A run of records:
** Begin **

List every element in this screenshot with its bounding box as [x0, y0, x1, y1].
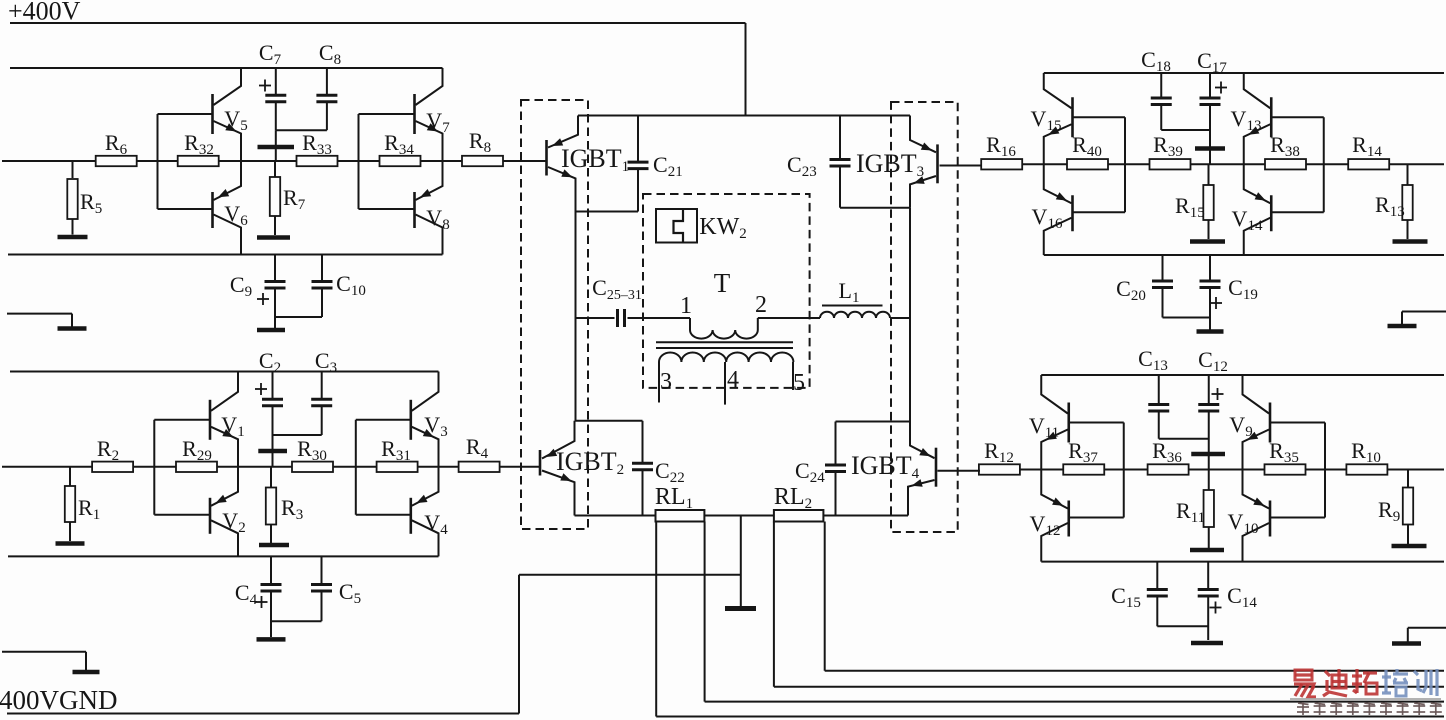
resistor R38: [1265, 132, 1306, 169]
transistor V12: [1030, 470, 1069, 562]
node pin 2: [755, 292, 767, 318]
transistor V1: [210, 372, 245, 467]
capacitor C14: [1198, 562, 1258, 640]
wire R13 junction drop: [1407, 164, 1409, 185]
svg-text:400VGND: 400VGND: [0, 685, 118, 715]
capacitor C20: [1116, 255, 1210, 318]
svg-text:IGBT2: IGBT2: [556, 447, 624, 478]
resistor R37: [1063, 438, 1104, 475]
wire +400V rail: [10, 23, 746, 116]
resistor RL2: [774, 484, 824, 522]
transistor V4: [411, 467, 448, 557]
wire R9 junction drop: [1407, 470, 1409, 488]
svg-text:4: 4: [727, 367, 739, 393]
svg-text:1: 1: [680, 293, 692, 319]
ground lower-left stub: [73, 670, 100, 675]
node C7 terminal bar: [258, 130, 295, 161]
node C2 terminal bar: [258, 449, 287, 454]
wire base network V13/V14: [1271, 117, 1324, 212]
ground C19: [1197, 329, 1224, 334]
wire lower-right lower rail: [1041, 561, 1444, 563]
capacitor C13: [1138, 346, 1209, 439]
resistor R3: [266, 467, 303, 543]
resistor R16: [981, 132, 1022, 169]
ground R13: [1393, 239, 1428, 244]
capacitor C19: [1200, 255, 1258, 330]
wire RL1 right output: [705, 522, 1444, 702]
resistor R36: [1148, 438, 1189, 475]
ground R7: [257, 235, 290, 240]
wire upper-right stub: [1402, 312, 1446, 325]
wire RL2 left output: [774, 522, 1444, 687]
resistor R12: [979, 438, 1020, 475]
svg-text:IGBT3: IGBT3: [856, 149, 924, 180]
wire IGBT4 collector top: [836, 422, 911, 466]
wire lower-left supply rail: [10, 371, 439, 373]
wire pin 5: [793, 362, 805, 396]
resistor R14: [1348, 132, 1389, 169]
watermark logo: [1290, 669, 1441, 699]
resistor R15: [1175, 164, 1214, 239]
resistor R10: [1346, 438, 1387, 475]
ground R9: [1392, 544, 1427, 549]
wire lower-left main row: [2, 466, 499, 468]
watermark caption: [1297, 702, 1442, 715]
svg-text:IGBT1: IGBT1: [561, 144, 629, 175]
ground upper-left stub: [58, 326, 87, 331]
ground lower-right stub: [1392, 641, 1421, 646]
svg-text:5: 5: [793, 370, 805, 396]
resistor R13: [1375, 185, 1413, 239]
resistor R6: [96, 130, 137, 166]
wire IGBT2 emitter row: [575, 515, 656, 517]
capacitor C4: [235, 556, 282, 637]
wire left bridge midpoint: [575, 212, 577, 421]
resistor R11: [1176, 470, 1214, 549]
transistor V10: [1228, 470, 1270, 562]
transistor V15: [1031, 73, 1073, 164]
transistor V16: [1032, 164, 1073, 255]
resistor R31: [377, 436, 418, 472]
resistor R2: [92, 436, 133, 472]
capacitor C25-31: [592, 275, 642, 327]
capacitor C10: [275, 255, 366, 318]
resistor R5: [67, 179, 102, 235]
capacitor C18: [1141, 47, 1210, 130]
wire lower-right stub: [1408, 628, 1446, 642]
resistor R9: [1378, 488, 1413, 545]
ground bridge emitter: [725, 516, 756, 609]
ground R5: [58, 235, 88, 240]
wire upper-left main row: [2, 160, 503, 162]
resistor R29: [176, 436, 217, 472]
capacitor C3: [273, 348, 338, 435]
wire base network V1/V2: [154, 420, 210, 515]
transistor V14: [1232, 164, 1272, 255]
ground upper-right stub: [1388, 324, 1417, 329]
wire IGBT2 collector top: [575, 421, 643, 464]
wire 400VGND bottom line: [7, 575, 741, 714]
node C12 terminal bar: [1191, 452, 1225, 457]
wire lower-left stub: [2, 652, 86, 670]
resistor R39: [1150, 132, 1191, 169]
ground C9: [257, 328, 285, 333]
inductor L1: [820, 278, 890, 318]
transistor V8: [415, 161, 450, 255]
svg-text:2: 2: [755, 292, 767, 318]
resistor R33: [297, 130, 338, 166]
wire pin 3: [659, 362, 672, 403]
wire L1 to right midpoint: [890, 317, 910, 319]
wire base network V5/V6: [158, 114, 213, 209]
wire upper-left lower rail: [8, 254, 443, 256]
wire IGBT4 emitter row: [823, 515, 908, 517]
capacitor C12: [1198, 347, 1228, 470]
wire lower-left lower rail: [8, 555, 439, 557]
wire lower-right supply rail: [1041, 374, 1444, 376]
capacitor C17: [1197, 48, 1227, 164]
transistor V13: [1231, 73, 1272, 164]
svg-text:IGBT4: IGBT4: [851, 451, 920, 482]
node C17 terminal bar: [1195, 146, 1225, 151]
resistor RL1: [655, 484, 704, 522]
wire IGBT1 emitter to C25-31: [576, 317, 615, 319]
capacitor C2: [255, 348, 283, 467]
wire R5 junction drop: [72, 161, 74, 178]
wire right bridge midpoint: [909, 208, 911, 422]
node 400VGND label: [0, 685, 118, 715]
capacitor C21: [576, 116, 683, 212]
dashed box transformer unit: [643, 194, 810, 388]
resistor R34: [380, 130, 421, 166]
ground C4: [257, 637, 286, 642]
transformer T secondary: [659, 353, 793, 363]
wire base network V11/V12: [1069, 423, 1124, 518]
resistor R7: [270, 161, 306, 235]
ground R3: [259, 543, 289, 548]
capacitor C9: [230, 255, 286, 329]
wire upper-right supply rail: [1044, 72, 1444, 74]
wire base network V3/V4: [356, 420, 411, 515]
resistor R32: [178, 130, 219, 166]
capacitor C5: [271, 556, 361, 621]
ground R15: [1190, 239, 1225, 244]
transistor V5: [213, 68, 248, 161]
transistor V3: [411, 372, 448, 467]
relay KW2: [656, 209, 747, 243]
capacitor C22: [632, 458, 685, 516]
ground C14: [1191, 641, 1223, 646]
resistor R8: [462, 128, 503, 166]
capacitor C24: [795, 458, 846, 516]
wire C25-31 to transformer pin 1: [628, 317, 691, 319]
capacitor C7: [259, 40, 286, 130]
dashed box IGBT3/IGBT4: [891, 102, 958, 532]
capacitor C8: [276, 40, 341, 130]
wire upper-left supply rail: [10, 67, 443, 69]
resistor R4: [459, 434, 500, 472]
wire bridge top rail (IGBT1/IGBT3 collectors): [578, 115, 910, 117]
wire lower-right main row: [980, 469, 1444, 471]
resistor R1: [65, 486, 100, 541]
resistor R40: [1067, 132, 1108, 169]
transistor V2: [210, 467, 246, 557]
transistor V11: [1029, 375, 1069, 470]
dashed box IGBT1/IGBT2: [521, 100, 588, 529]
IGBT U2 (IGBT2): [499, 421, 624, 516]
wire upper-left stub: [7, 314, 72, 327]
capacitor C23: [787, 116, 851, 208]
wire pin 2 to L1: [758, 317, 820, 319]
svg-text:T: T: [714, 268, 731, 298]
resistor R35: [1265, 438, 1306, 475]
wire base network V9/V10: [1270, 423, 1325, 518]
wire RL1 left output: [656, 522, 1444, 717]
wire upper-right main row: [981, 163, 1444, 165]
capacitor C15: [1111, 562, 1208, 627]
wire base network V7/V8: [359, 114, 415, 209]
IGBT U1 (IGBT1): [503, 116, 629, 212]
IGBT U3 (IGBT3): [856, 116, 981, 208]
wire IGBT3 emitter row: [840, 207, 910, 209]
transistor V6: [213, 161, 249, 255]
wire base network V15/V16: [1073, 117, 1126, 212]
node pin 1: [680, 293, 692, 319]
node +400V label: [8, 0, 81, 26]
wire RL2 right output: [825, 522, 1444, 671]
transformer T primary: [690, 268, 758, 339]
transistor V7: [415, 68, 451, 161]
ground R1: [56, 541, 85, 546]
svg-text:+400V: +400V: [8, 0, 81, 26]
svg-text:3: 3: [660, 369, 672, 395]
wire R1 junction drop: [69, 467, 71, 486]
wire RL1 to ground junction: [704, 515, 774, 517]
wire upper-right lower rail: [1044, 254, 1444, 256]
transistor V9: [1229, 375, 1270, 470]
transformer T core: [656, 342, 793, 348]
ground R11: [1190, 548, 1224, 553]
resistor R30: [292, 436, 333, 472]
IGBT U4 (IGBT4): [851, 422, 980, 516]
wire pin 4: [725, 362, 739, 405]
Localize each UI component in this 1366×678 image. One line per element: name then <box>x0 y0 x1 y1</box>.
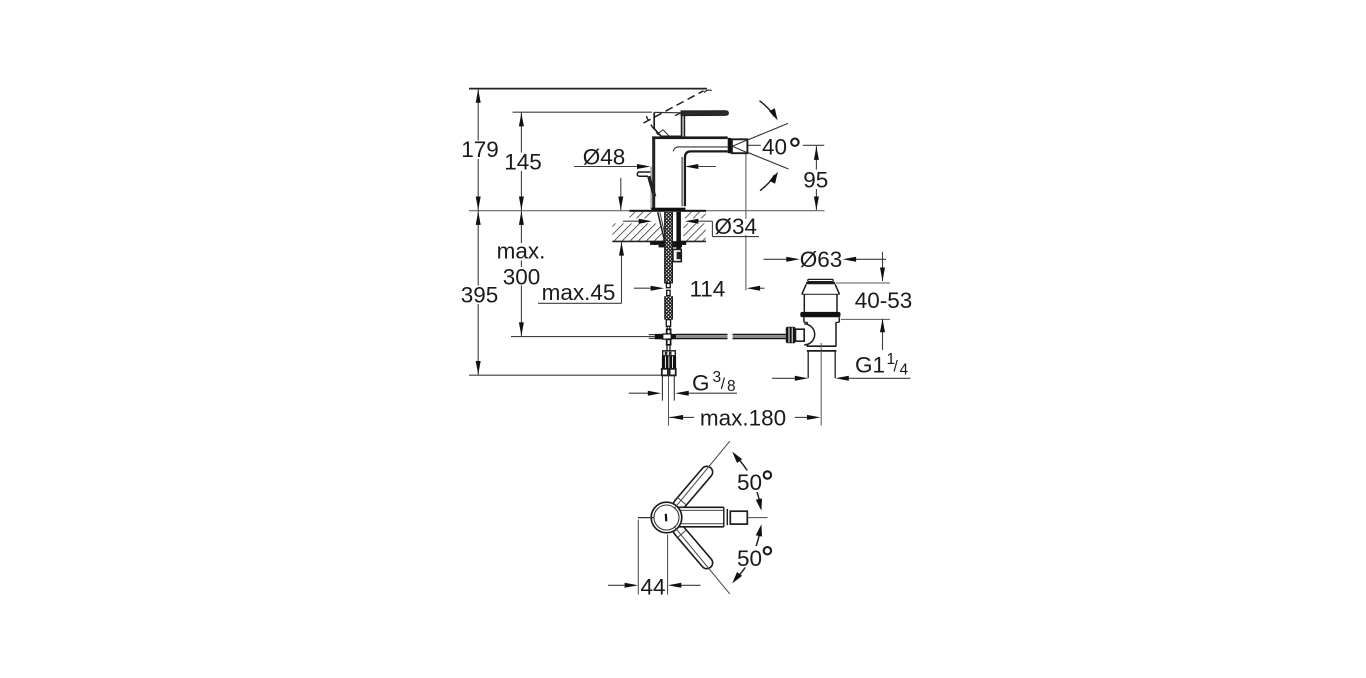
svg-text:Ø34: Ø34 <box>715 214 758 239</box>
reference line 300 / pop-up rod level <box>511 336 655 338</box>
svg-text:G1: G1 <box>855 353 885 378</box>
reference line 145 (closed lever) <box>513 111 653 113</box>
svg-text:300: 300 <box>503 264 541 289</box>
cartridge cap under lever <box>654 112 681 136</box>
mounting flange <box>650 242 686 245</box>
dimension 40-53 <box>836 282 890 284</box>
lever (closed position) <box>681 111 729 116</box>
dimension Ø34 (deck hole) <box>623 220 640 222</box>
waste seal ring <box>800 312 840 317</box>
check valve <box>666 345 668 351</box>
plan view handle lever upper <box>671 464 715 513</box>
supply axis extension <box>668 375 670 425</box>
dimension 114 <box>634 287 652 289</box>
label 50deg upper <box>734 471 765 493</box>
svg-text:44: 44 <box>640 574 665 599</box>
svg-text:/: / <box>721 376 726 393</box>
plan view aerator square <box>730 511 747 524</box>
body left thin extension <box>650 167 652 210</box>
plan view centerline <box>638 517 654 519</box>
dimension Ø63 <box>764 258 788 260</box>
dimension Ø48 (body) <box>574 166 638 168</box>
dimension G1 1/4 <box>772 377 796 379</box>
lever raised position (dashed) <box>644 91 704 123</box>
waste tailpipe <box>807 351 809 378</box>
aerator <box>728 138 731 153</box>
label 50deg lower <box>734 546 765 568</box>
waste neck <box>803 294 805 312</box>
pop-up rod cross fitting <box>667 329 671 334</box>
mounting deck hatching upper band <box>630 212 652 218</box>
waste flare <box>802 284 806 294</box>
rod guide <box>673 249 681 261</box>
svg-text:Ø48: Ø48 <box>583 144 626 169</box>
svg-text:Ø63: Ø63 <box>800 247 843 272</box>
top reference line (lever top, 179) <box>469 88 707 90</box>
hose end neck <box>666 320 670 327</box>
svg-text:395: 395 <box>461 283 499 308</box>
waterway inner line <box>681 157 683 206</box>
svg-text:max.180: max.180 <box>700 405 786 430</box>
svg-text:50: 50 <box>737 470 762 495</box>
svg-text:179: 179 <box>461 137 499 162</box>
extension line spout axis (114) <box>745 153 747 290</box>
dimension G3/8 <box>629 392 650 394</box>
pop-up pull rod knob <box>637 172 650 176</box>
spray angle arcs <box>760 101 775 117</box>
horizontal pop-up rod <box>649 334 655 336</box>
svg-text:95: 95 <box>803 167 828 192</box>
gap strip <box>672 212 676 241</box>
svg-text:50: 50 <box>737 546 762 571</box>
waste body <box>803 317 805 322</box>
svg-text:40-53: 40-53 <box>855 288 913 313</box>
svg-text:114: 114 <box>689 276 725 301</box>
dimension 179 <box>477 89 479 211</box>
label 40deg <box>747 144 761 146</box>
ball housing arc <box>804 324 815 345</box>
plan view spout arm <box>666 507 724 527</box>
pop-up rod below deck <box>676 212 681 250</box>
dimension 145 <box>520 112 522 211</box>
waste plug cap <box>808 279 833 281</box>
spout inner bottom line <box>673 147 728 152</box>
shank wedge <box>658 212 665 241</box>
svg-text:/: / <box>894 359 899 376</box>
svg-text:8: 8 <box>727 378 736 395</box>
svg-text:4: 4 <box>900 362 909 379</box>
dimension max.180 <box>669 416 694 418</box>
dimension max.300 <box>520 211 522 337</box>
50deg arcs <box>735 455 760 503</box>
50deg reference lines <box>674 441 730 509</box>
svg-text:145: 145 <box>504 149 542 174</box>
spray angle 40 deg lines <box>732 123 788 146</box>
spout underside <box>685 151 728 206</box>
deck underside line <box>612 240 706 242</box>
deck surface thick segment <box>630 210 707 212</box>
faucet body left edge <box>652 136 655 210</box>
faucet body top bar and spout top <box>652 136 728 139</box>
lever neck <box>681 115 683 136</box>
deck surface line <box>469 210 825 212</box>
waste knob <box>786 327 796 343</box>
plan view handle lever lower <box>671 522 715 571</box>
dimension 395 <box>477 211 479 376</box>
supply connection G3/8 <box>662 369 668 376</box>
dimension 44 <box>637 520 639 595</box>
waste axis extension <box>820 343 822 426</box>
svg-text:max.: max. <box>497 238 546 263</box>
flexible hose lower <box>665 296 673 319</box>
hose joint at 114 line <box>666 283 670 287</box>
flexible hose upper <box>665 212 673 284</box>
svg-text:40: 40 <box>762 134 787 159</box>
reference line 395 (supply end) <box>469 374 662 376</box>
plan view body circle <box>651 502 682 533</box>
dimension max.45 (deck thickness) <box>538 302 622 304</box>
svg-text:max.45: max.45 <box>542 280 616 305</box>
faucet base plinth <box>651 208 685 212</box>
svg-text:G: G <box>692 371 710 396</box>
mounting deck hatching main band <box>612 223 664 241</box>
dimension 95 <box>815 146 817 210</box>
waste coupling <box>807 345 837 347</box>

** End **

*THE EXERCISE*: Copy out word for word everything from the line containing "svg-text:Ø34: Ø34 <box>715 214 758 239</box>" down to the line containing "waterway inner line", including both of those lines.

*REPLY*:
svg-text:Ø34: Ø34 <box>715 214 758 239</box>
reference line 300 / pop-up rod level <box>511 336 655 338</box>
svg-text:G1: G1 <box>855 353 885 378</box>
reference line 145 (closed lever) <box>513 111 653 113</box>
svg-text:300: 300 <box>503 264 541 289</box>
cartridge cap under lever <box>654 112 681 136</box>
mounting flange <box>650 242 686 245</box>
dimension 40-53 <box>836 282 890 284</box>
lever (closed position) <box>681 111 729 116</box>
dimension Ø34 (deck hole) <box>623 220 640 222</box>
waste seal ring <box>800 312 840 317</box>
check valve <box>666 345 668 351</box>
plan view handle lever upper <box>671 464 715 513</box>
supply axis extension <box>668 375 670 425</box>
dimension 114 <box>634 287 652 289</box>
label 50deg upper <box>734 471 765 493</box>
svg-text:44: 44 <box>640 574 665 599</box>
svg-text:/: / <box>721 376 726 393</box>
plan view aerator square <box>730 511 747 524</box>
body left thin extension <box>650 167 652 210</box>
plan view centerline <box>638 517 654 519</box>
dimension Ø63 <box>764 258 788 260</box>
dimension Ø48 (body) <box>574 166 638 168</box>
dimension G1 1/4 <box>772 377 796 379</box>
lever raised position (dashed) <box>644 91 704 123</box>
waste tailpipe <box>807 351 809 378</box>
aerator <box>728 138 731 153</box>
label 50deg lower <box>734 546 765 568</box>
waste neck <box>803 294 805 312</box>
pop-up rod cross fitting <box>667 329 671 334</box>
mounting deck hatching upper band <box>630 212 652 218</box>
waste flare <box>802 284 806 294</box>
rod guide <box>673 249 681 261</box>
svg-text:Ø48: Ø48 <box>583 144 626 169</box>
svg-text:Ø63: Ø63 <box>800 247 843 272</box>
top reference line (lever top, 179) <box>469 88 707 90</box>
hose end neck <box>666 320 670 327</box>
svg-text:395: 395 <box>461 283 499 308</box>
waterway inner line <box>681 157 683 206</box>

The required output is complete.